* The exercise:
From the data that follows, copy every line holding the string "вамъ".
++++ Records for this task ++++
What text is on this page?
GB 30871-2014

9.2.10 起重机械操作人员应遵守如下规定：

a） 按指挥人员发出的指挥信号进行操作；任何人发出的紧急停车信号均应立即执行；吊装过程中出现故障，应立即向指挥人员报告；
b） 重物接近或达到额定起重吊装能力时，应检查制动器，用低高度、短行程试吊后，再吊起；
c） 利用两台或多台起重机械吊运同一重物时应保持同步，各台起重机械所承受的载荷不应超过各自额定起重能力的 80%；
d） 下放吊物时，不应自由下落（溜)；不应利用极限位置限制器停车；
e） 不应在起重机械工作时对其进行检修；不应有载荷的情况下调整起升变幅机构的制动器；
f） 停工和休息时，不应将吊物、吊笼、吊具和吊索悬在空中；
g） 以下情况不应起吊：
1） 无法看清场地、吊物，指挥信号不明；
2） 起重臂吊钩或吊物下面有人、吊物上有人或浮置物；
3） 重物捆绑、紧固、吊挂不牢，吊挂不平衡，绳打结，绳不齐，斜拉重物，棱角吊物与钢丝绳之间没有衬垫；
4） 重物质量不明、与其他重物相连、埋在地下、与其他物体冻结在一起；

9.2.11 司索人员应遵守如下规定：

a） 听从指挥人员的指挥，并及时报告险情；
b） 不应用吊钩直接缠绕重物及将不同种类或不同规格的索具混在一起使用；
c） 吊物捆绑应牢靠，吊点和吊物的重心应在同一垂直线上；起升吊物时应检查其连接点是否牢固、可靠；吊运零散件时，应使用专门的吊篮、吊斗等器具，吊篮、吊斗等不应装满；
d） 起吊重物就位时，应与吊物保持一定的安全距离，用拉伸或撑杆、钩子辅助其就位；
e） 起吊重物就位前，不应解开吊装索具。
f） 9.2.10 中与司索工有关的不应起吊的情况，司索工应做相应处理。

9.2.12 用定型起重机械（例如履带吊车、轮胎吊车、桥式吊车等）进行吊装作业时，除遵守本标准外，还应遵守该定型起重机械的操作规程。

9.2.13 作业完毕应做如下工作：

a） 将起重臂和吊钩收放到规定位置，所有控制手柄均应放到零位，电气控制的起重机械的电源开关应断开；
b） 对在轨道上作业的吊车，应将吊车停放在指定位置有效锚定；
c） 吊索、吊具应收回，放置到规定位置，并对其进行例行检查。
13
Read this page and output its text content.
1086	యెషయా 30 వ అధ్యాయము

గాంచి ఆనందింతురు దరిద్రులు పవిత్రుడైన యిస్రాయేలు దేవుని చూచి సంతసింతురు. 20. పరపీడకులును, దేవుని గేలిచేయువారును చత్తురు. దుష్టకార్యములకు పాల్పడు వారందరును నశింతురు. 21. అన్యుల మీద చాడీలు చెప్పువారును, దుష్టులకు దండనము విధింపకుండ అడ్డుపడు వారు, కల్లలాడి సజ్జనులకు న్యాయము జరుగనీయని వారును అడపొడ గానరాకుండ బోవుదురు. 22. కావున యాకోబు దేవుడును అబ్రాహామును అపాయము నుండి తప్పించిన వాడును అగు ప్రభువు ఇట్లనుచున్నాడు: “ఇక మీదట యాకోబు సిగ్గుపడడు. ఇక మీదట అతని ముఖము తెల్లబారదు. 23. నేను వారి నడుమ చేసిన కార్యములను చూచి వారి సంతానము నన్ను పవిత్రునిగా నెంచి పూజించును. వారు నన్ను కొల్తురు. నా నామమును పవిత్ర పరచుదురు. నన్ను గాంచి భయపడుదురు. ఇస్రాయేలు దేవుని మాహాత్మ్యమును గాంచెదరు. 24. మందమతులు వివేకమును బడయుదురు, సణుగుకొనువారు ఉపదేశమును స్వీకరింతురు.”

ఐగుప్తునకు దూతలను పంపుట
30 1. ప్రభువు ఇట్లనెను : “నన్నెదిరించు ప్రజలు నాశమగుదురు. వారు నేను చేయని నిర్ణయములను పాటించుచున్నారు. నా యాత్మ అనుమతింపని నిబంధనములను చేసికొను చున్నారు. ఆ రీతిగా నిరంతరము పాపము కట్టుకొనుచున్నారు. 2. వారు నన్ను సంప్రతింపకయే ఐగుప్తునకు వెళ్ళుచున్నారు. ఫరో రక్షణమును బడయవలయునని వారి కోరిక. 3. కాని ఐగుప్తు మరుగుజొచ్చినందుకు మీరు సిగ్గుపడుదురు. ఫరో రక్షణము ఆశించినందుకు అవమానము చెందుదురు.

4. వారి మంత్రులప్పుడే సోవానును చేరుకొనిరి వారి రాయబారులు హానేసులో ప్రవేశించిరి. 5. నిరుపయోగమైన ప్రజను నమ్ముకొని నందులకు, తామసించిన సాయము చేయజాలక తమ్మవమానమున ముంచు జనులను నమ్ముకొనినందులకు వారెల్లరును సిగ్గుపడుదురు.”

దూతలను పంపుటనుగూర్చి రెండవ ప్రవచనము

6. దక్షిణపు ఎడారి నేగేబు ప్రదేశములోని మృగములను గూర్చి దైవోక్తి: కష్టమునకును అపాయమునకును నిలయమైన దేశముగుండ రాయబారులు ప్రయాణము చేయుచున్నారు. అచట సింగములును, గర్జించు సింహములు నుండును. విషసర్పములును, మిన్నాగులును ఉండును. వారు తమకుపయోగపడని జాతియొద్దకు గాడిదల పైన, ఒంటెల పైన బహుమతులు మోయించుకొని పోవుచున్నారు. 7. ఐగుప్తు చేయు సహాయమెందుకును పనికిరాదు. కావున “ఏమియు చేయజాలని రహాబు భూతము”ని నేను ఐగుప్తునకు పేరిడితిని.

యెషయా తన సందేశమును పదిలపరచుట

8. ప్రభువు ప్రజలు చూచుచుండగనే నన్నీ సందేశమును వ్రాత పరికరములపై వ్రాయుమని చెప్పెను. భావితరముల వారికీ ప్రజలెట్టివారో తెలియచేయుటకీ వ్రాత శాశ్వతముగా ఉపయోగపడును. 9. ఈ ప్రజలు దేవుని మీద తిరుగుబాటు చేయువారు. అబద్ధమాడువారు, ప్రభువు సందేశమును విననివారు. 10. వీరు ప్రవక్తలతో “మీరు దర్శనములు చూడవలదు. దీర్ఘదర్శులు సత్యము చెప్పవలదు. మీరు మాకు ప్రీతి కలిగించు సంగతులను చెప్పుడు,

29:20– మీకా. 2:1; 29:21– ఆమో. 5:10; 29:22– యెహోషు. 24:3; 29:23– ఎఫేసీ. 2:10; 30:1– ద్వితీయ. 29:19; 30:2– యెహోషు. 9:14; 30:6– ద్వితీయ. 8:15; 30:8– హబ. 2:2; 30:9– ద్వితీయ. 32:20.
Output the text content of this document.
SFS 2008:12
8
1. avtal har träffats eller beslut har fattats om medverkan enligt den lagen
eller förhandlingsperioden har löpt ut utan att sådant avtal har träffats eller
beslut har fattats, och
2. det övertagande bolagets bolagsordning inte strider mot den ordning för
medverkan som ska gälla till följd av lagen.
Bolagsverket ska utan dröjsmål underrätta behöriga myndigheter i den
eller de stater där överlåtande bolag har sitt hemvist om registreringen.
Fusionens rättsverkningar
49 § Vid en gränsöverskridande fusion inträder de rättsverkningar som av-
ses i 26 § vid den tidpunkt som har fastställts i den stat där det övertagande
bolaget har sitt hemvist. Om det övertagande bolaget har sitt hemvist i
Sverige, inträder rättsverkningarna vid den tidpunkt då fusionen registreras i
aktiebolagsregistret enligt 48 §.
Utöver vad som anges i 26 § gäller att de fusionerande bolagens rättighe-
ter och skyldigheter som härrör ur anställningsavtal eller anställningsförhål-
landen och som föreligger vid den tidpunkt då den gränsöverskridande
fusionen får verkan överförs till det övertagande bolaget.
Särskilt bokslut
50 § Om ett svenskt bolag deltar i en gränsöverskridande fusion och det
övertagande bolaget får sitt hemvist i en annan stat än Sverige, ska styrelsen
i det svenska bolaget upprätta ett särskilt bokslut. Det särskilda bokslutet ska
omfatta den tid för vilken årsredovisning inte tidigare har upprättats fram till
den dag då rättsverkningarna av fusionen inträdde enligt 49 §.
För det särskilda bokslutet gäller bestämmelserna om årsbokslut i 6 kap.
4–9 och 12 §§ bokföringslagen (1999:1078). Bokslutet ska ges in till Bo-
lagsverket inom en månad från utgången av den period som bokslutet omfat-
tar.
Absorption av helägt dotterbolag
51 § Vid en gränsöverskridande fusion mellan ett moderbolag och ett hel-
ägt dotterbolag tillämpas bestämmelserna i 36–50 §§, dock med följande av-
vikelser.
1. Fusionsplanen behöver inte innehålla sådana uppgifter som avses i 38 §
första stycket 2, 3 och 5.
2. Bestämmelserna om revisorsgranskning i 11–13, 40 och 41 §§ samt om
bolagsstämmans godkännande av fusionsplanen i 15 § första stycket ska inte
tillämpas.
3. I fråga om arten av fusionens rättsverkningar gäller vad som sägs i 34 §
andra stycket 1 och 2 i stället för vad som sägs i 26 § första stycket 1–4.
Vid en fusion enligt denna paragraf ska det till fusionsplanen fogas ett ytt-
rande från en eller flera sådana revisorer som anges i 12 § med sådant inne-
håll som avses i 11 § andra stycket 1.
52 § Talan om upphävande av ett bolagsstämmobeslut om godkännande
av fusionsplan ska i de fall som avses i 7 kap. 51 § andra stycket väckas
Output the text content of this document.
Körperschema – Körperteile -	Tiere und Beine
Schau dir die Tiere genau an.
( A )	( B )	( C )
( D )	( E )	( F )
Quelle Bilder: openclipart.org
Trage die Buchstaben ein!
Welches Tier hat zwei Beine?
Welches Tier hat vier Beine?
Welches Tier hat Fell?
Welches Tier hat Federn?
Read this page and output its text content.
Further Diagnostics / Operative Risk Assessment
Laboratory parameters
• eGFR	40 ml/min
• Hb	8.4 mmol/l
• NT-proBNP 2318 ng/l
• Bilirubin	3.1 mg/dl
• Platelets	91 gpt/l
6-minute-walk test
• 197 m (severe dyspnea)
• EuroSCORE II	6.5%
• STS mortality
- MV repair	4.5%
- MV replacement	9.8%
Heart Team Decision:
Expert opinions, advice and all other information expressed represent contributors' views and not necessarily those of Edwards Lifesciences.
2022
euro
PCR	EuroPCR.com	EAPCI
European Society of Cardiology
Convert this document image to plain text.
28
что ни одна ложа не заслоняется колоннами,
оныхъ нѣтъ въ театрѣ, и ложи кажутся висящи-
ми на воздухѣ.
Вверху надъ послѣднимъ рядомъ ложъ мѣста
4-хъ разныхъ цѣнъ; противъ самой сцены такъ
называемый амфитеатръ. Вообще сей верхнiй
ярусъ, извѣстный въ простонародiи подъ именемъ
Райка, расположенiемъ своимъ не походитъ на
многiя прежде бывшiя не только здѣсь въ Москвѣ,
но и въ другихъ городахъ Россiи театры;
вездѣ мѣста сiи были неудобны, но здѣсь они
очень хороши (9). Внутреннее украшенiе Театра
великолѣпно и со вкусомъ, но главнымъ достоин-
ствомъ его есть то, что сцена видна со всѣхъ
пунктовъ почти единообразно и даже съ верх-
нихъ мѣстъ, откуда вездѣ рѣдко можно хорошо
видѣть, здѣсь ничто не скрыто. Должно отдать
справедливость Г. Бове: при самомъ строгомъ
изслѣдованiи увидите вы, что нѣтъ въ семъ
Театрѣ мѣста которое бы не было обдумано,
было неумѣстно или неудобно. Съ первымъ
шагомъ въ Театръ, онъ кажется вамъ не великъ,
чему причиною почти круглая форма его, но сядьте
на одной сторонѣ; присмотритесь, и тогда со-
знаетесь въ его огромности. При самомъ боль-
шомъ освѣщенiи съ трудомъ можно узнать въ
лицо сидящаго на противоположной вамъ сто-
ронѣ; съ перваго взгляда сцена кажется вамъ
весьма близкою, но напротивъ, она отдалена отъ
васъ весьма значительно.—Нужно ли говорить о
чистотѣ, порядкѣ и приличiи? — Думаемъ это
++++
* Completed task:
шагомъ въ Театръ, онъ кажется вамъ не великъ,
лицо сидящаго на противоположной вамъ сто-
ронѣ; съ перваго взгляда сцена кажется вамъ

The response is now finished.